▸ WORK ORDER: From the data, return each line holding the word "aber".

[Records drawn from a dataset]

******

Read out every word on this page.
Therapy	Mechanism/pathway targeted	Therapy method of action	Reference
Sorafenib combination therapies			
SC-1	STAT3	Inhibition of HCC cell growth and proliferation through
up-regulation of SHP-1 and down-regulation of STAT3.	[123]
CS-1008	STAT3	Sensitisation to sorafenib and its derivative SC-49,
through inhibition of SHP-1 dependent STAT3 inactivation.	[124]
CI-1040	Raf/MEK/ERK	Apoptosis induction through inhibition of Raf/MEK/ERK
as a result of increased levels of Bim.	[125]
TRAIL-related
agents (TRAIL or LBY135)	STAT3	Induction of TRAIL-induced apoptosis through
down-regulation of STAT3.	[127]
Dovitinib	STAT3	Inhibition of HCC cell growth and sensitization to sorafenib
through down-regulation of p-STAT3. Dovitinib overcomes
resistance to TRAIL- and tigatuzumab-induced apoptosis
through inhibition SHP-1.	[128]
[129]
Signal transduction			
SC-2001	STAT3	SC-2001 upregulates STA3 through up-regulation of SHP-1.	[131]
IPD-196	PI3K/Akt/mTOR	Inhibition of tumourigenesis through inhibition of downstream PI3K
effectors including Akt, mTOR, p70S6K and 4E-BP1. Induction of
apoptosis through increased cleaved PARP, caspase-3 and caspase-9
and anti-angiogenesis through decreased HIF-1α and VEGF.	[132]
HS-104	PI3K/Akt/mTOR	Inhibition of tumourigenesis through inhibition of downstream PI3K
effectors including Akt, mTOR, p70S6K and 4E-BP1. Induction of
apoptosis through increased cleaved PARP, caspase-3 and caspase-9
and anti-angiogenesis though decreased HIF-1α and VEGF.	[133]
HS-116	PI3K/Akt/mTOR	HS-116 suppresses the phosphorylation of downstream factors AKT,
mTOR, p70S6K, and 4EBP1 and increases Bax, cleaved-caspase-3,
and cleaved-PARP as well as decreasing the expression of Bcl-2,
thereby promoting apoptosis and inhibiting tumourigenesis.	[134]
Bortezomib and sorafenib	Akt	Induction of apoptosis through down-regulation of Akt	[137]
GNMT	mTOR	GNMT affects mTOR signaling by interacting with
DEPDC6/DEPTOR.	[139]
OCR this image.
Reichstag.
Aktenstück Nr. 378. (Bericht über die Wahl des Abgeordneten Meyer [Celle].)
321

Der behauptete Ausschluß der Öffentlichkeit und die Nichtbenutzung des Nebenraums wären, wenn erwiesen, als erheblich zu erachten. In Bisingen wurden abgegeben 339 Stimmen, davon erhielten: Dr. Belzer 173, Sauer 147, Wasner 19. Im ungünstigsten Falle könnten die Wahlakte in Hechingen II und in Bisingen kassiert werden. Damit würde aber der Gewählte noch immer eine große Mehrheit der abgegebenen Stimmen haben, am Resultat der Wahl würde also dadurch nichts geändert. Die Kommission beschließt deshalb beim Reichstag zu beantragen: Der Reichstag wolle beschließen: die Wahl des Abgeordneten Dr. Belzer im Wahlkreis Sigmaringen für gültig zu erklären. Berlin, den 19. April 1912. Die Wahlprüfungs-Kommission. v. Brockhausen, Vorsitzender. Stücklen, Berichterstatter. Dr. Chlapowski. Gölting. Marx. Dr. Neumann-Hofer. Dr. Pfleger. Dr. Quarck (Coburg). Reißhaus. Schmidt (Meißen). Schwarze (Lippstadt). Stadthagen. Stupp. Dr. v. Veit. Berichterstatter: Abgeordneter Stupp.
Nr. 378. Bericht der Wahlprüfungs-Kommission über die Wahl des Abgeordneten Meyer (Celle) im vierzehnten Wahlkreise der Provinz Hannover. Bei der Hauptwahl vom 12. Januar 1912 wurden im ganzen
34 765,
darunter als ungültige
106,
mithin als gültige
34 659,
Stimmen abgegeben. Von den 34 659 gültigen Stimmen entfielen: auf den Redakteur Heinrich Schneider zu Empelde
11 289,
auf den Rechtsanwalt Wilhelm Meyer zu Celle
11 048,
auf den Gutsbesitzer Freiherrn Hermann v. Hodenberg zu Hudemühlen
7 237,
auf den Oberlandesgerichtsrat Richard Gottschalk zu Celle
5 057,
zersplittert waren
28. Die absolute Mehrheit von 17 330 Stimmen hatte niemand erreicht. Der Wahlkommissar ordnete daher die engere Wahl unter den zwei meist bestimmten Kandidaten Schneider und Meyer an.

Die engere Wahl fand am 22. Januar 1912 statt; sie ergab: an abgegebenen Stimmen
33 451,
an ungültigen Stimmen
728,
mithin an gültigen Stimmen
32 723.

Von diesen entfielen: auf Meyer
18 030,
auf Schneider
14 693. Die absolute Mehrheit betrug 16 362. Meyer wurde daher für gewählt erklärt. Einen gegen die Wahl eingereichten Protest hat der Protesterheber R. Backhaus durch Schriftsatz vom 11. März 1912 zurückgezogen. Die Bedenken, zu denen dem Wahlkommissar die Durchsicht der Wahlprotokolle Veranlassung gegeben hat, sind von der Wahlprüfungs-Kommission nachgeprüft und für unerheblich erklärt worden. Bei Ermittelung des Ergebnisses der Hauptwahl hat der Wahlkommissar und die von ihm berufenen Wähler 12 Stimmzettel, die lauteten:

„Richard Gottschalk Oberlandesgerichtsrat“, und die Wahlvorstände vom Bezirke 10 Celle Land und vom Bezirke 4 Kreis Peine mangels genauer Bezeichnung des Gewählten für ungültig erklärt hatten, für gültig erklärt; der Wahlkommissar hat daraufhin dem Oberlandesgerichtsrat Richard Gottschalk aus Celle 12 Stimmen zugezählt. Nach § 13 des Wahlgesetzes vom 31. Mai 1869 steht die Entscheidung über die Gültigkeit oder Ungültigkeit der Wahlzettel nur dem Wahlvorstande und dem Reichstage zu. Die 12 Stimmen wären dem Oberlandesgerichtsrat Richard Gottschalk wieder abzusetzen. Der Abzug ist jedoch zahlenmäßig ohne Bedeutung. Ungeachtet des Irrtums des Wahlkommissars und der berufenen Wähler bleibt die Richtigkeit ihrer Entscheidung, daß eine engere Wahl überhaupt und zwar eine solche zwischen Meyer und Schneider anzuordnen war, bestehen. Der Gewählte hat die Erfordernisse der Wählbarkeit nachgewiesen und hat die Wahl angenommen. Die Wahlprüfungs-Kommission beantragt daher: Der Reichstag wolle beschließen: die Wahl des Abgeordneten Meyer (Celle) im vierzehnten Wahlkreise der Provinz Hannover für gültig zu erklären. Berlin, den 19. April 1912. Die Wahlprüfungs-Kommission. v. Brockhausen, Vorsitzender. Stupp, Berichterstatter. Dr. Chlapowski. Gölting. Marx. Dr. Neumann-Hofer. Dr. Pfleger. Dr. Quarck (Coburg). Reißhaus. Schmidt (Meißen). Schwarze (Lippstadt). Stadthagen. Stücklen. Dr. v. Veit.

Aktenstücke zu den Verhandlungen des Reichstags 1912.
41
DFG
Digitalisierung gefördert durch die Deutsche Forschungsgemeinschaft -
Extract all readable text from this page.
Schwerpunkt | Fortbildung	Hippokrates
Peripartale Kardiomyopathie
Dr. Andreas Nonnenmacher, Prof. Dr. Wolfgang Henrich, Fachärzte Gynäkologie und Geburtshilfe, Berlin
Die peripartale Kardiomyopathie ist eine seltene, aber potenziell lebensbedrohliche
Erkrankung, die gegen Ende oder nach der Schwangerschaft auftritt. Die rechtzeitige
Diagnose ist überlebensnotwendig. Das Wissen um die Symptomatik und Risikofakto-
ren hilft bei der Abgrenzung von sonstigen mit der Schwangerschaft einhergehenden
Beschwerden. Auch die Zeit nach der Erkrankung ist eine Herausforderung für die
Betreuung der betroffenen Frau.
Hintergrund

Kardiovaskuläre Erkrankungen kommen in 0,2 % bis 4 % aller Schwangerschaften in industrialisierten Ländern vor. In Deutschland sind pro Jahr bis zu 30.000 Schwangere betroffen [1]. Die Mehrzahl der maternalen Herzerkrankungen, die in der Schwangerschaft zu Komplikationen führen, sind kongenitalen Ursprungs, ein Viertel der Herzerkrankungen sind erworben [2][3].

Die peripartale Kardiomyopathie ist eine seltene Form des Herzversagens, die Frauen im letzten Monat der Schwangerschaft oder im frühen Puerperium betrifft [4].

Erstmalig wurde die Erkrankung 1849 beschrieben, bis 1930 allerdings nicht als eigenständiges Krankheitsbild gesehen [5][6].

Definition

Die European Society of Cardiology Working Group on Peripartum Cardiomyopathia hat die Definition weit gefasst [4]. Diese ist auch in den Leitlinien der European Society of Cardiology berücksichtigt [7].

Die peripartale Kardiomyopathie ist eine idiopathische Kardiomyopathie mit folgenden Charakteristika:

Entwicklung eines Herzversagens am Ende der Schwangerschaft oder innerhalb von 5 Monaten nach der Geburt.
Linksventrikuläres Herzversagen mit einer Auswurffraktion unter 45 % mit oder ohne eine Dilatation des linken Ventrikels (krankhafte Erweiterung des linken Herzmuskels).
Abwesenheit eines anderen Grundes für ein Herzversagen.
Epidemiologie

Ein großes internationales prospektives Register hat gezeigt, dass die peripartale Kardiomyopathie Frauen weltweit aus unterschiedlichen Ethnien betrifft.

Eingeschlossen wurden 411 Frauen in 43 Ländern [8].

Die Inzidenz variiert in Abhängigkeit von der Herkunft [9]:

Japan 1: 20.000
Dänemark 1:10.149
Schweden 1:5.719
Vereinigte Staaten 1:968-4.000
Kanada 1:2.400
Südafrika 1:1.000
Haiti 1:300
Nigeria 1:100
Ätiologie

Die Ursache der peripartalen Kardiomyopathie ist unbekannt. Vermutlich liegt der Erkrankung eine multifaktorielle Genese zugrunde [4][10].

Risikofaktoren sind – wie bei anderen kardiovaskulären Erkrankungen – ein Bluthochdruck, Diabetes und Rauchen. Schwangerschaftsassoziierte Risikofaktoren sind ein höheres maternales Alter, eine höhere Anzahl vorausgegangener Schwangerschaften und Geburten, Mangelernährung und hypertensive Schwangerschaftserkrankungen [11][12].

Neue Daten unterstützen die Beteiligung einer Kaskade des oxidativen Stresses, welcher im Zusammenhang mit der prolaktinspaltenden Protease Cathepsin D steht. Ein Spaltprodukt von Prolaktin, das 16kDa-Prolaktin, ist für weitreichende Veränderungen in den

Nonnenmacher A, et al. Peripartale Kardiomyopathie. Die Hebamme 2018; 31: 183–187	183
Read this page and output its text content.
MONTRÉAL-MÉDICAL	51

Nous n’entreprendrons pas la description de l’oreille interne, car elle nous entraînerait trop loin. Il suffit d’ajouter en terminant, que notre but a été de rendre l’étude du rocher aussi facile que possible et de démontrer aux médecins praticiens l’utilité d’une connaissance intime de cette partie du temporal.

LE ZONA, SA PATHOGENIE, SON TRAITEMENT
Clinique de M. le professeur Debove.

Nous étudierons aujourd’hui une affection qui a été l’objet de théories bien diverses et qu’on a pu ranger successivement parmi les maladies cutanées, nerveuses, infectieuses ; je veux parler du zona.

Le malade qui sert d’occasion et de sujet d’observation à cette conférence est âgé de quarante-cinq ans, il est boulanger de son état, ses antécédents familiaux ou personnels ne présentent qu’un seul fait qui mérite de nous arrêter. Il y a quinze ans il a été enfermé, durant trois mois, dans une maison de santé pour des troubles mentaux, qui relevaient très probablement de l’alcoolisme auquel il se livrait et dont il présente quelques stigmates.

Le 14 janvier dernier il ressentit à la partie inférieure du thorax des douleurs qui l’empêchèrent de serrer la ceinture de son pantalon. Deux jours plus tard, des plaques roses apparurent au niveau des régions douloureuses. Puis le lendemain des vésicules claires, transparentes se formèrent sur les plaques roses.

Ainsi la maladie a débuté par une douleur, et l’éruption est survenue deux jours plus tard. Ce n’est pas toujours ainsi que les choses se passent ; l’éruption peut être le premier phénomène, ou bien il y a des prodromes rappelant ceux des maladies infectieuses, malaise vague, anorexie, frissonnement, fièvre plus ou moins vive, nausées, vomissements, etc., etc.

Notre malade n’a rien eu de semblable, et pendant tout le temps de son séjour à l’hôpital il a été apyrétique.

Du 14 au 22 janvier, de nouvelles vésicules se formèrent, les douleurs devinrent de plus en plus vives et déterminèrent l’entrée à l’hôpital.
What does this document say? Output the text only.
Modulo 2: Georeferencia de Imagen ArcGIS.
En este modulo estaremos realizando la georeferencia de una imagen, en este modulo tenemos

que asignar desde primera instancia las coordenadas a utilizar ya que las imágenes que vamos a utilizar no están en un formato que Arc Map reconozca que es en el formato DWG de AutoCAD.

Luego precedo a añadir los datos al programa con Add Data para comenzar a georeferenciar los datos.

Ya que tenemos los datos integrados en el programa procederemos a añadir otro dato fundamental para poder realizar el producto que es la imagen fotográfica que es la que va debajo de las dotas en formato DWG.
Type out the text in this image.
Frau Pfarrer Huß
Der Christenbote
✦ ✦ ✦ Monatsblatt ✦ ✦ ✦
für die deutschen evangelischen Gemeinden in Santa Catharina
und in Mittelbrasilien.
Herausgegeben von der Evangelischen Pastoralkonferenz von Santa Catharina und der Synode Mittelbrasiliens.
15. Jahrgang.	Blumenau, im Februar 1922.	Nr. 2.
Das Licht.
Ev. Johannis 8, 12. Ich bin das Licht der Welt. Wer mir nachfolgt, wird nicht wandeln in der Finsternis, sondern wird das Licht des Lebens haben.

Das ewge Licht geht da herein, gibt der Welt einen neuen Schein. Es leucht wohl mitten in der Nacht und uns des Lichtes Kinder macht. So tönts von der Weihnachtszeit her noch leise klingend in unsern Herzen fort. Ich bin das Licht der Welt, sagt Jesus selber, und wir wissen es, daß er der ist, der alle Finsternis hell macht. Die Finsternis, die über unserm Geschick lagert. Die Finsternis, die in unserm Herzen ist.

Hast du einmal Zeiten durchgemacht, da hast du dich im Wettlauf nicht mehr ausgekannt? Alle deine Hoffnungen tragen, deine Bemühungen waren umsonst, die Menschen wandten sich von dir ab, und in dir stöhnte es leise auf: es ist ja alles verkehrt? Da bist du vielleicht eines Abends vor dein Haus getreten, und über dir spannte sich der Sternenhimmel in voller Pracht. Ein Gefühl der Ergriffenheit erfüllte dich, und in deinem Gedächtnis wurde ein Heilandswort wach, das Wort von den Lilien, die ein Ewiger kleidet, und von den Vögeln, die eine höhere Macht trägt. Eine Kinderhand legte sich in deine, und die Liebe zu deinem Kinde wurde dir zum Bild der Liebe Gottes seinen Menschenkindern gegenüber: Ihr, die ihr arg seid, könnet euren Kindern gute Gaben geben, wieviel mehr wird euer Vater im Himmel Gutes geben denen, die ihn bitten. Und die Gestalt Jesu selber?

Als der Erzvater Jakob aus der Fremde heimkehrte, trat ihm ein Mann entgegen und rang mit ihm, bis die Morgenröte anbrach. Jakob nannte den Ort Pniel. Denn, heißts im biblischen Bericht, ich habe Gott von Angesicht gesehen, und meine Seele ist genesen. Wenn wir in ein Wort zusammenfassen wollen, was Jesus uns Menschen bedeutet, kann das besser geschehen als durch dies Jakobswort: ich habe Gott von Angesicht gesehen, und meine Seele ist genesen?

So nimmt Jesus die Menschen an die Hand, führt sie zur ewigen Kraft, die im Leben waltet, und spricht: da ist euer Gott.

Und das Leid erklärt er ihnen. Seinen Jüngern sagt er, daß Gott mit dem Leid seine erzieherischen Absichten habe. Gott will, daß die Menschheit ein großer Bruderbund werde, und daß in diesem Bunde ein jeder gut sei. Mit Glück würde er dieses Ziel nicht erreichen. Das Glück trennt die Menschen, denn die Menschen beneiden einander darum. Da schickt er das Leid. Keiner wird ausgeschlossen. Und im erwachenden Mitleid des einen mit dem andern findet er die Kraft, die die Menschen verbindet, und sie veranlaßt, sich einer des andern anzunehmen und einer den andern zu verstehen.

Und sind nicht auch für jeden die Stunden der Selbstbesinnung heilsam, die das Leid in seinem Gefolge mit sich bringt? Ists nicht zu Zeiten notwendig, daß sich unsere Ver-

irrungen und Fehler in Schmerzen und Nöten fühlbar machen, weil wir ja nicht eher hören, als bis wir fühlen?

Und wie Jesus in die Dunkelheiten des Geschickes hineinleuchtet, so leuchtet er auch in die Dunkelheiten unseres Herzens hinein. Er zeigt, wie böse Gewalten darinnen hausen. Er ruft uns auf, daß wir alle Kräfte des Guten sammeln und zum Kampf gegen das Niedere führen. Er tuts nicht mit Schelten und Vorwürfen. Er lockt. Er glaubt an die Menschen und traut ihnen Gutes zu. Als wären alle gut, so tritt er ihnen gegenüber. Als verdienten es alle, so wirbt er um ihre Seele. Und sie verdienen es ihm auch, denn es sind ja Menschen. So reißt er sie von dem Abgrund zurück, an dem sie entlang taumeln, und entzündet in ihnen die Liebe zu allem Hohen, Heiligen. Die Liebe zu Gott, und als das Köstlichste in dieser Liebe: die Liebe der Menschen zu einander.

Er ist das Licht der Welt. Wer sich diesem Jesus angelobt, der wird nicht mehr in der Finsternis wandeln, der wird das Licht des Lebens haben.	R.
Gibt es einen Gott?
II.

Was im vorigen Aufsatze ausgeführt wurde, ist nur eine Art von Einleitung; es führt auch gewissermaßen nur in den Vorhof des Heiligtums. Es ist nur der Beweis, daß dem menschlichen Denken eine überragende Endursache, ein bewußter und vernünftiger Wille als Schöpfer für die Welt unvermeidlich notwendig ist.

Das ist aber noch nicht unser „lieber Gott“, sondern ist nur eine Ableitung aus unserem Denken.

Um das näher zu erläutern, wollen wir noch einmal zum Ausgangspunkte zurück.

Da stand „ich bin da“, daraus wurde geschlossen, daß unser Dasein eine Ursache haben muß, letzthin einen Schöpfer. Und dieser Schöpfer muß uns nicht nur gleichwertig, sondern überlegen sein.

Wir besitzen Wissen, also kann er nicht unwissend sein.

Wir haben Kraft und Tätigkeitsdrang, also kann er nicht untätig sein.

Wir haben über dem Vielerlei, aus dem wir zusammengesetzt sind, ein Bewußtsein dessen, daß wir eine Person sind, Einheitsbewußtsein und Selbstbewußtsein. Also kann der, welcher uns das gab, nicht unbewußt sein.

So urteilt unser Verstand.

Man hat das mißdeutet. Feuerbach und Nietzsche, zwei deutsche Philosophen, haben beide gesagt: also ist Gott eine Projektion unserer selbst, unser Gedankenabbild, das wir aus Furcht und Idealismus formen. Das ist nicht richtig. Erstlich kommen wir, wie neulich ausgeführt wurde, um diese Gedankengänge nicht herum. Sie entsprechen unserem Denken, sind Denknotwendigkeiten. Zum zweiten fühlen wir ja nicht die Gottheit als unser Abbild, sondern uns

******

▸ RESULT:
Der behauptete Ausschluß der Öffentlichkeit und die Nichtbenutzung des Nebenraums wären, wenn erwiesen, als erheblich zu erachten. In Bisingen wurden abgegeben 339 Stimmen, davon erhielten: Dr. Belzer 173, Sauer 147, Wasner 19. Im ungünstigsten Falle könnten die Wahlakte in Hechingen II und in Bisingen kassiert werden. Damit würde aber der Gewählte noch immer eine große Mehrheit der abgegebenen Stimmen haben, am Resultat der Wahl würde also dadurch nichts geändert. Die Kommission beschließt deshalb beim Reichstag zu beantragen: Der Reichstag wolle beschließen: die Wahl des Abgeordneten Dr. Belzer im Wahlkreis Sigmaringen für gültig zu erklären. Berlin, den 19. April 1912. Die Wahlprüfungs-Kommission. v. Brockhausen, Vorsitzender. Stücklen, Berichterstatter. Dr. Chlapowski. Gölting. Marx. Dr. Neumann-Hofer. Dr. Pfleger. Dr. Quarck (Coburg). Reißhaus. Schmidt (Meißen). Schwarze (Lippstadt). Stadthagen. Stupp. Dr. v. Veit. Berichterstatter: Abgeordneter Stupp.
Die peripartale Kardiomyopathie ist eine seltene, aber potenziell lebensbedrohliche
Das ist aber noch nicht unser „lieber Gott“, sondern ist nur eine Ableitung aus unserem Denken.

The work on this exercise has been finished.